- _Task objective_
Keep every line where the word "this" appears; drop the rest.

## start Extracted data

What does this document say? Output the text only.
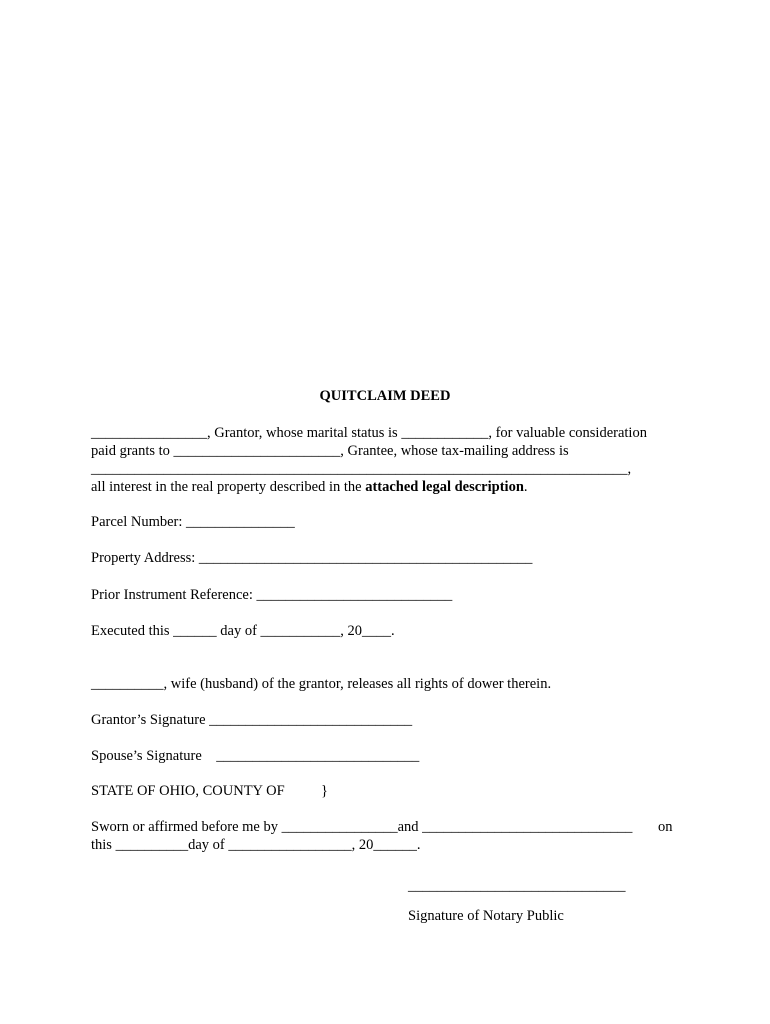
QUITCLAIM DEED
________________, Grantor, whose marital status is ____________, for valuable consideration
paid grants to _______________________, Grantee, whose tax-mailing address is
__________________________________________________________________________,
all interest in the real property described in the attached legal description.
Parcel Number: _______________
Property Address: ______________________________________________
Prior Instrument Reference: ___________________________
Executed this ______ day of ___________, 20____.
__________, wife (husband) of the grantor, releases all rights of dower therein.
Grantor’s Signature ____________________________
Spouse’s Signature    ____________________________
STATE OF OHIO, COUNTY OF	}
Sworn or affirmed before me by ________________and _____________________________ on
this __________day of _________________, 20______.
______________________________
Signature of Notary Public
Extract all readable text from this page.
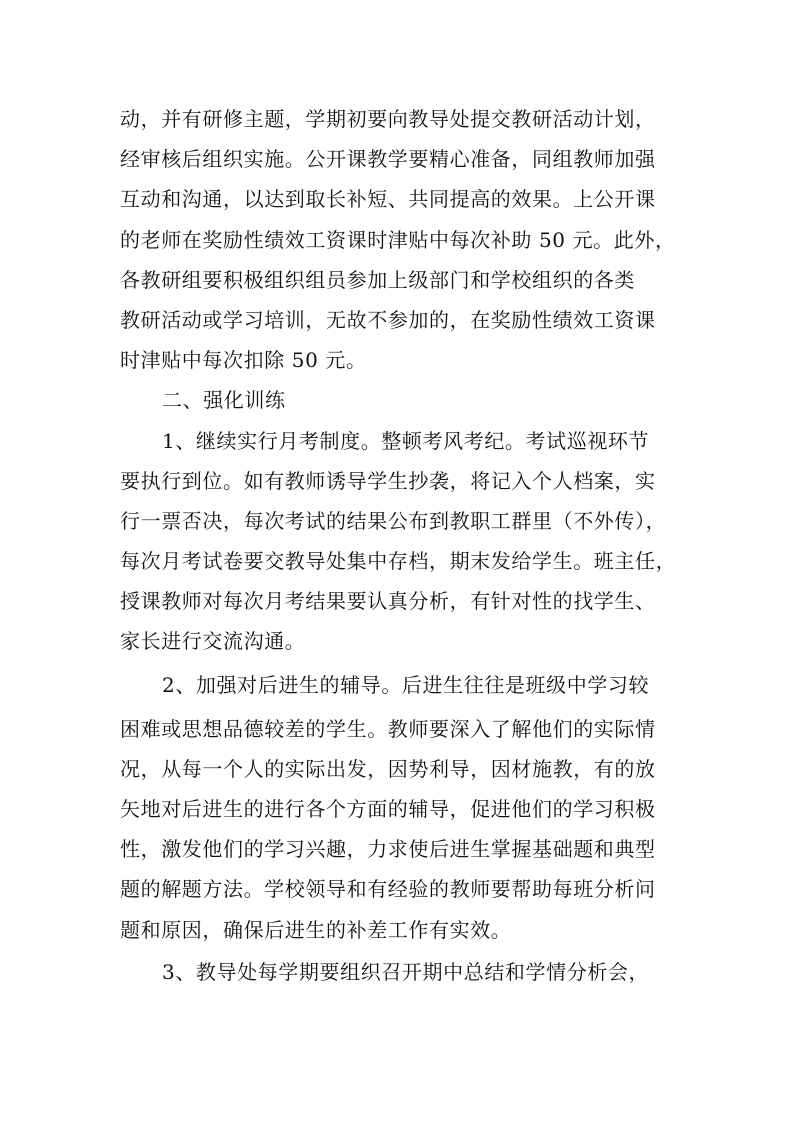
动，并有研修主题，学期初要向教导处提交教研活动计划，
经审核后组织实施。公开课教学要精心准备，同组教师加强
互动和沟通，以达到取长补短、共同提高的效果。上公开课
的老师在奖励性绩效工资课时津贴中每次补助 50 元。此外，
各教研组要积极组织组员参加上级部门和学校组织的各类
教研活动或学习培训，无故不参加的，在奖励性绩效工资课
时津贴中每次扣除 50 元。
二、强化训练
1、继续实行月考制度。整顿考风考纪。考试巡视环节
要执行到位。如有教师诱导学生抄袭，将记入个人档案，实
行一票否决，每次考试的结果公布到教职工群里（不外传），
每次月考试卷要交教导处集中存档，期末发给学生。班主任，
授课教师对每次月考结果要认真分析，有针对性的找学生、
家长进行交流沟通。
2、加强对后进生的辅导。后进生往往是班级中学习较
困难或思想品德较差的学生。教师要深入了解他们的实际情
况，从每一个人的实际出发，因势利导，因材施教，有的放
矢地对后进生的进行各个方面的辅导，促进他们的学习积极
性，激发他们的学习兴趣，力求使后进生掌握基础题和典型
题的解题方法。学校领导和有经验的教师要帮助每班分析问
题和原因，确保后进生的补差工作有实效。
3、教导处每学期要组织召开期中总结和学情分析会，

## end Extracted data

- _Response_
What does this document say? Output the text only.
Executed this ______ day of ___________, 20____.
this __________day of _________________, 20______.
Extract all readable text from this page.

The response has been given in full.